━━━ DATA FOR THIS TASK

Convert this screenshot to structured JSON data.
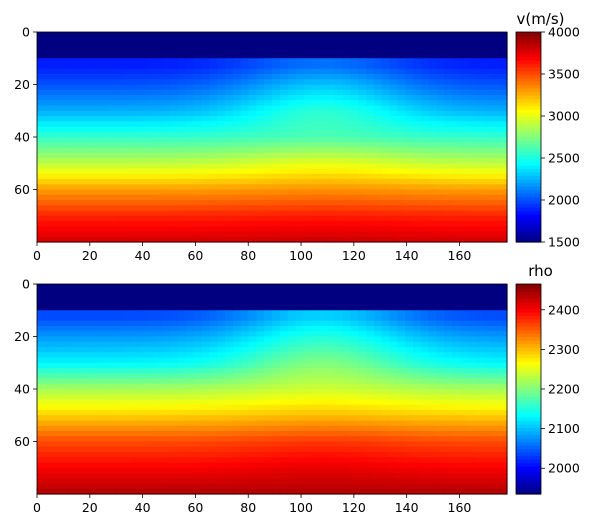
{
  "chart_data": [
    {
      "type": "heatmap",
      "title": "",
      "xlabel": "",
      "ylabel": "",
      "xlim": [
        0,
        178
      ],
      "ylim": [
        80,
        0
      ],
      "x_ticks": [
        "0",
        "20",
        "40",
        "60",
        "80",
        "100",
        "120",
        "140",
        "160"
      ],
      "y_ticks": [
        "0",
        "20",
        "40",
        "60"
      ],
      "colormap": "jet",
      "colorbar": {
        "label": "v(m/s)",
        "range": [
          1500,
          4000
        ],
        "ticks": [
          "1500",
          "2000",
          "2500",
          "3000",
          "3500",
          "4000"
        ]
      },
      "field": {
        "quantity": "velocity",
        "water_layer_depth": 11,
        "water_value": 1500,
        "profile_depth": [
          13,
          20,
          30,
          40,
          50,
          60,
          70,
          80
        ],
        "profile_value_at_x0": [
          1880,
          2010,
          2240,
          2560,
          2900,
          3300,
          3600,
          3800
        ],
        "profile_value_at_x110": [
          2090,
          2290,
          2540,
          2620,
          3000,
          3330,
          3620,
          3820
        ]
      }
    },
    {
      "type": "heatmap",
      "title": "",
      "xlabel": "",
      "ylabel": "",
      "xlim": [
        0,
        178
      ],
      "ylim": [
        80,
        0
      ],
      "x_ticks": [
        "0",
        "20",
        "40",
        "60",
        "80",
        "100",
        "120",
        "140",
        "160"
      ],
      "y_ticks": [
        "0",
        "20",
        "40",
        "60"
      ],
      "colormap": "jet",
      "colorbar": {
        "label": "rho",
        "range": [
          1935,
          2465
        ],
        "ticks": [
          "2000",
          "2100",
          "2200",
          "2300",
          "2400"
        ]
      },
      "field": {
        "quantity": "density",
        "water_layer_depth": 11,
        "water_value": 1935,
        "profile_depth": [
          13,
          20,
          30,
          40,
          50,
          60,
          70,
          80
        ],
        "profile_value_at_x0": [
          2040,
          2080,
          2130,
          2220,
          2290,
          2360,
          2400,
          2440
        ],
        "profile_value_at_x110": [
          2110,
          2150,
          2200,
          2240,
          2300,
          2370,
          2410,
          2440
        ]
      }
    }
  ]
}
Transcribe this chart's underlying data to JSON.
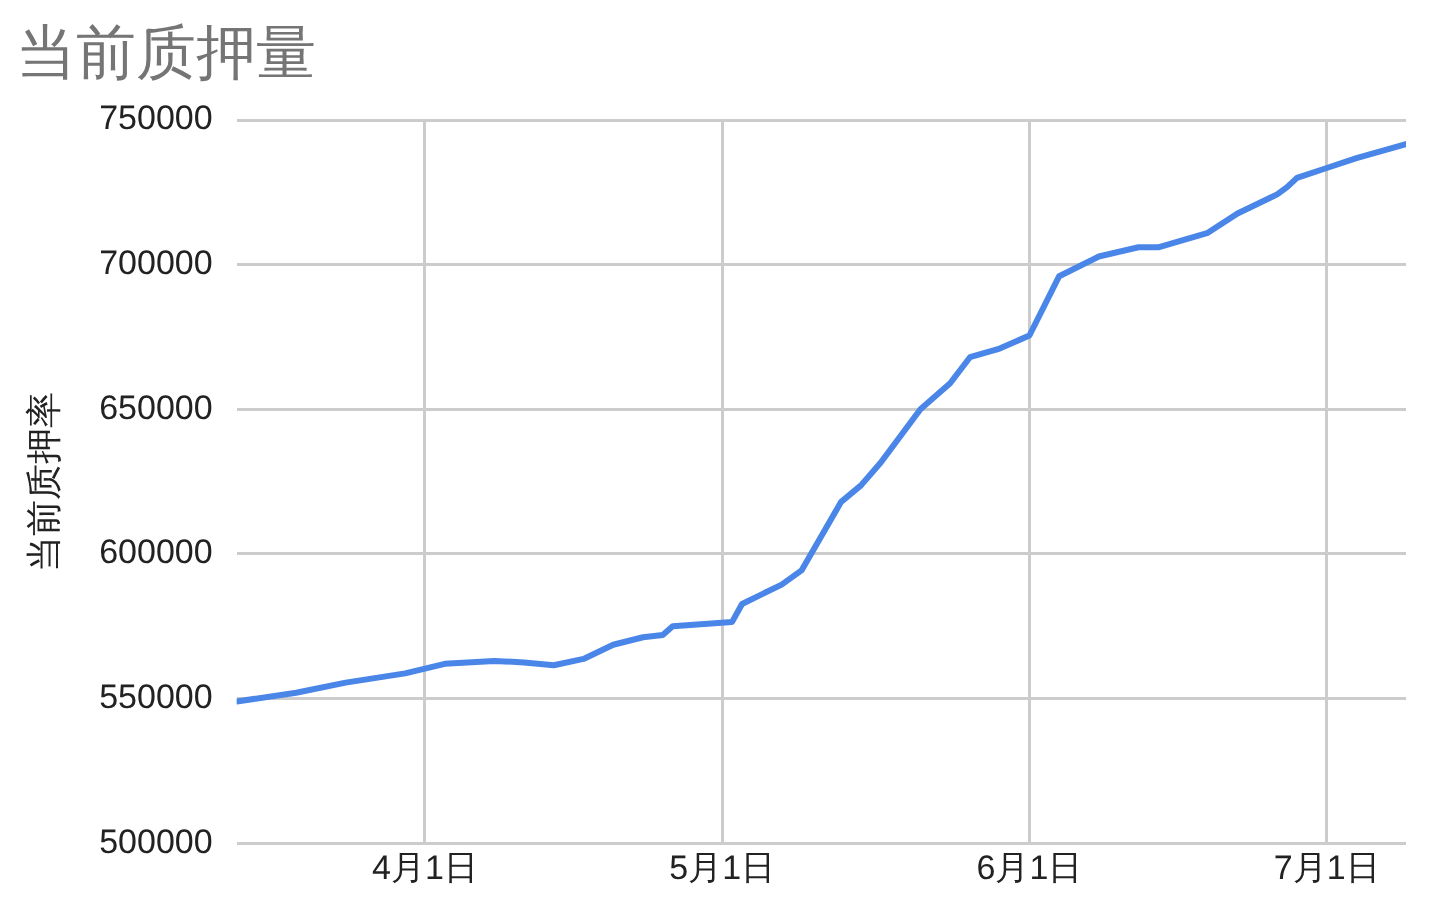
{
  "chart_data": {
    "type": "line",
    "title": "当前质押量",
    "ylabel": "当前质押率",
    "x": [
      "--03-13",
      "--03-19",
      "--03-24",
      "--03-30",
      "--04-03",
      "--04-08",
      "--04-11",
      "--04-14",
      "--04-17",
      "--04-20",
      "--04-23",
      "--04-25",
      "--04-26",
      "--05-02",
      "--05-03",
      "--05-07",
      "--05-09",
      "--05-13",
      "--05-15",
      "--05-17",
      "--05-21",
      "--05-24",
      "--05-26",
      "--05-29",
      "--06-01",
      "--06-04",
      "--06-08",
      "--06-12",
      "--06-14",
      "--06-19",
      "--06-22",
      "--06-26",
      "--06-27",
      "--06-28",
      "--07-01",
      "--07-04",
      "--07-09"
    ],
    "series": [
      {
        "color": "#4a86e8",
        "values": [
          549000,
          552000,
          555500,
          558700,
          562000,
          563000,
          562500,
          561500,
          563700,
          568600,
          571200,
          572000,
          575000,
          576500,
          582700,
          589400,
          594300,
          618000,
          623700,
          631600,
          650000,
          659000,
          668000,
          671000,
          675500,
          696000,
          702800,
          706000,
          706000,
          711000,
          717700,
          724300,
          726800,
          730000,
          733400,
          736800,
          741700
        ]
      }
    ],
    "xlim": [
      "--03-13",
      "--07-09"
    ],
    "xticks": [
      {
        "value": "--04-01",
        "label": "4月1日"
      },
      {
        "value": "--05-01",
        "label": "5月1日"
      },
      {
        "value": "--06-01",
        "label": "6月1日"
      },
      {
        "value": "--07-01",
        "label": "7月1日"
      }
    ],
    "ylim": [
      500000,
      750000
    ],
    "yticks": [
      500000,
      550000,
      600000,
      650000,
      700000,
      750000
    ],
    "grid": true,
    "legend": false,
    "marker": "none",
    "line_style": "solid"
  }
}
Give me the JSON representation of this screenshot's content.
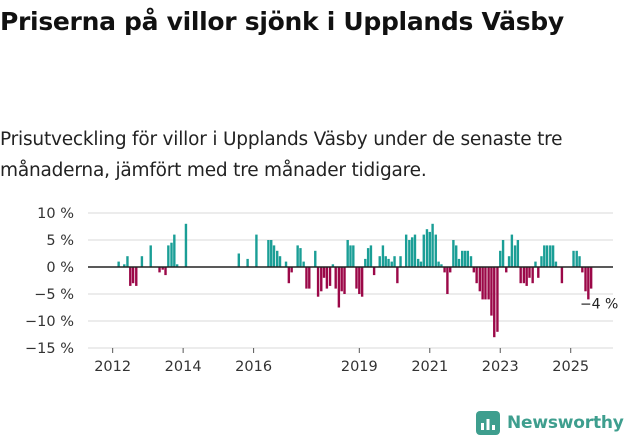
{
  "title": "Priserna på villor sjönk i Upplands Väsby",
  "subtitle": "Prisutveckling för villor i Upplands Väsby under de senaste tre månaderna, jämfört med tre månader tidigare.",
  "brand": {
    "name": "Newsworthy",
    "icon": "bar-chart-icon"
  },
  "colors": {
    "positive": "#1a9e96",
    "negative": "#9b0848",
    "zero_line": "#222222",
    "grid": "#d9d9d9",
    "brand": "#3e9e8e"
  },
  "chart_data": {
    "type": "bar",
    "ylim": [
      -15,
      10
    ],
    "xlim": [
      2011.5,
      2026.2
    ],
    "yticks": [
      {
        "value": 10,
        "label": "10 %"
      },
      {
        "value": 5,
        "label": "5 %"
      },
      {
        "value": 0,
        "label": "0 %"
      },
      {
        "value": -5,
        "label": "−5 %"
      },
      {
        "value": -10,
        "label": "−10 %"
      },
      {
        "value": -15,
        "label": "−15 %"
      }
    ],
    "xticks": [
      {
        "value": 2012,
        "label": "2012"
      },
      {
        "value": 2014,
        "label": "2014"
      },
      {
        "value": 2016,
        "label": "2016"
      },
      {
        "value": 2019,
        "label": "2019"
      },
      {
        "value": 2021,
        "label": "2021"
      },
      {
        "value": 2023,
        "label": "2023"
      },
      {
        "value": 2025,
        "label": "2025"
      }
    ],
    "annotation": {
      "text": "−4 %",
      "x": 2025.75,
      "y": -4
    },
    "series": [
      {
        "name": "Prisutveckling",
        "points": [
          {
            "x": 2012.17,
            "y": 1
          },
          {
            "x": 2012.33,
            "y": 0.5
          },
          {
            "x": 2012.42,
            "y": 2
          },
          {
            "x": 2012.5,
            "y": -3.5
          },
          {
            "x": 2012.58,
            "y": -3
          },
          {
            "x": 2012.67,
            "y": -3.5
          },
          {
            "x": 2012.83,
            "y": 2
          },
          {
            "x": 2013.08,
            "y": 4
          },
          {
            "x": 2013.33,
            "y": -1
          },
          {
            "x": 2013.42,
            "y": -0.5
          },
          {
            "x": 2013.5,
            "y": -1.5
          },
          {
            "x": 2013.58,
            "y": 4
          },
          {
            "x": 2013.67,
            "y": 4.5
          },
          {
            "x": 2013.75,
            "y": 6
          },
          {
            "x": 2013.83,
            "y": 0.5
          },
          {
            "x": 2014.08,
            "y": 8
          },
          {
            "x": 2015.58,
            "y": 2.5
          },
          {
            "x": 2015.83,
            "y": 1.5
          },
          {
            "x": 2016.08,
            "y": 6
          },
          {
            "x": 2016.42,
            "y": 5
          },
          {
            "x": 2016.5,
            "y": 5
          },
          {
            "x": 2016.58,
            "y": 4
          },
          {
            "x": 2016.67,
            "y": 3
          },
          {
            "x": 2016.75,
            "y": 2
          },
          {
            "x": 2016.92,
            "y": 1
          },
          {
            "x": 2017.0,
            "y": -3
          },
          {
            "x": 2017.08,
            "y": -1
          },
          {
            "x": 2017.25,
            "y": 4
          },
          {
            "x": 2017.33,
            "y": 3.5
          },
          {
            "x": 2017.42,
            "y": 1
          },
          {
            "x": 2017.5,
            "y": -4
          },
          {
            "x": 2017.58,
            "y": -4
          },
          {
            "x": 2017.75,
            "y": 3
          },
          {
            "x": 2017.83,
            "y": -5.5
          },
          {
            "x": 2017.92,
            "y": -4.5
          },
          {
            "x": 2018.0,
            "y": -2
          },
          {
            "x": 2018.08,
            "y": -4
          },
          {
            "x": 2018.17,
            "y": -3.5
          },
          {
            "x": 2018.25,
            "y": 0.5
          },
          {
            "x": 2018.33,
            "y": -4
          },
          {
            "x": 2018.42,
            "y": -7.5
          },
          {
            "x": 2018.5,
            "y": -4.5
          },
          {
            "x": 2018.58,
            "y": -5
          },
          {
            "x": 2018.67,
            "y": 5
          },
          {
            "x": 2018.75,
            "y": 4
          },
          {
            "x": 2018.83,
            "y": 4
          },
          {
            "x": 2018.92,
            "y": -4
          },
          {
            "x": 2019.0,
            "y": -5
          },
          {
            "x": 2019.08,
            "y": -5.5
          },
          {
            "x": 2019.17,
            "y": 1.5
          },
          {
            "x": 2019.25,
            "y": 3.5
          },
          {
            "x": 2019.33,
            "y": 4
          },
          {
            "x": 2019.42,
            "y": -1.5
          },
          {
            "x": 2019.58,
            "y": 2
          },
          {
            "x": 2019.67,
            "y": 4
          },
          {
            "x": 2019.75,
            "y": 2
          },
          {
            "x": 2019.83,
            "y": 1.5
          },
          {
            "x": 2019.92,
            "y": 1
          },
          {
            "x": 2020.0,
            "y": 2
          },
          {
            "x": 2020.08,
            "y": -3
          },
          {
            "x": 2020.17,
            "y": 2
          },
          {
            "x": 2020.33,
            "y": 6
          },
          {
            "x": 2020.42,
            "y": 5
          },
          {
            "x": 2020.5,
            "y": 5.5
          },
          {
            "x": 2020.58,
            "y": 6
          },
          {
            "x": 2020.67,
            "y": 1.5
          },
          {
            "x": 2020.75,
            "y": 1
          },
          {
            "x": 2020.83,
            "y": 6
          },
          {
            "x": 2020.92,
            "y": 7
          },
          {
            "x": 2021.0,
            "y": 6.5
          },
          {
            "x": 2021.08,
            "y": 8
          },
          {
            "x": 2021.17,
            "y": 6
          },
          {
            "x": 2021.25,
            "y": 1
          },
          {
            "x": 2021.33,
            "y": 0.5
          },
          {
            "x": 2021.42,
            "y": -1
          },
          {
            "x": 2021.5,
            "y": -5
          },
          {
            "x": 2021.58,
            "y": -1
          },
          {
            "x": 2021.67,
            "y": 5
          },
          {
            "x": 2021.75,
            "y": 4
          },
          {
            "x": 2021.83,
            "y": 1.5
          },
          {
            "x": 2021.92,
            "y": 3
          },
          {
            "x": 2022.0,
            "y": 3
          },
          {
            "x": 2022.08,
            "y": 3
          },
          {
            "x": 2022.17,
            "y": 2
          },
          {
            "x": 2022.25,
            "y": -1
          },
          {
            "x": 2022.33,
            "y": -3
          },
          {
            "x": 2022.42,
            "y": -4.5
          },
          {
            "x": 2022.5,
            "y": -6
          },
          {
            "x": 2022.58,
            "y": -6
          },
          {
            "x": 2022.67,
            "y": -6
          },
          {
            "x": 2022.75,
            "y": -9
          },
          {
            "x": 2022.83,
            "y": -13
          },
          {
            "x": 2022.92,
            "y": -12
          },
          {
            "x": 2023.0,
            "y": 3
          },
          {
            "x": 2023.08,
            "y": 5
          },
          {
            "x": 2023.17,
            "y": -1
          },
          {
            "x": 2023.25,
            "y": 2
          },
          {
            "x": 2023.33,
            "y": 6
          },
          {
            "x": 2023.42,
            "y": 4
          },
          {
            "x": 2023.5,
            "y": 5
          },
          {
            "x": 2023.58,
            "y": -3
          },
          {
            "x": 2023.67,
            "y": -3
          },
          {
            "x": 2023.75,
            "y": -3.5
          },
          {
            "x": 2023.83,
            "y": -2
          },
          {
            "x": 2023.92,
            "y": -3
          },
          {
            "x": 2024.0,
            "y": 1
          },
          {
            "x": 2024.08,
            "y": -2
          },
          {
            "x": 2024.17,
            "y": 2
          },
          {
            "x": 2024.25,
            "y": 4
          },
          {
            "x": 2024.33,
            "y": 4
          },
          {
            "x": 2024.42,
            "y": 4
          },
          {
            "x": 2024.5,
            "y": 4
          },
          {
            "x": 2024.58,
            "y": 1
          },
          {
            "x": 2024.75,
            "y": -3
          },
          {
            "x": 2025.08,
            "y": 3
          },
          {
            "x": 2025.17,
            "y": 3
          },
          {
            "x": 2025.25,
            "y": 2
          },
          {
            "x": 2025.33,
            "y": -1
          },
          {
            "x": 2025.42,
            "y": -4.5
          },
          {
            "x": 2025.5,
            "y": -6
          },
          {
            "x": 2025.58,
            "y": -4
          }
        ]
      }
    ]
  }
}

━━━━━━

■ WHAT IS EXPECTED:
From the entries above, extract every line where the word "Prisutveckling" appears.

■ RESULT:
  "subtitle": "Prisutveckling för villor i Upplands Väsby under de senaste tre månaderna, jämfört med tre månader tidigare.",
        "name": "Prisutveckling",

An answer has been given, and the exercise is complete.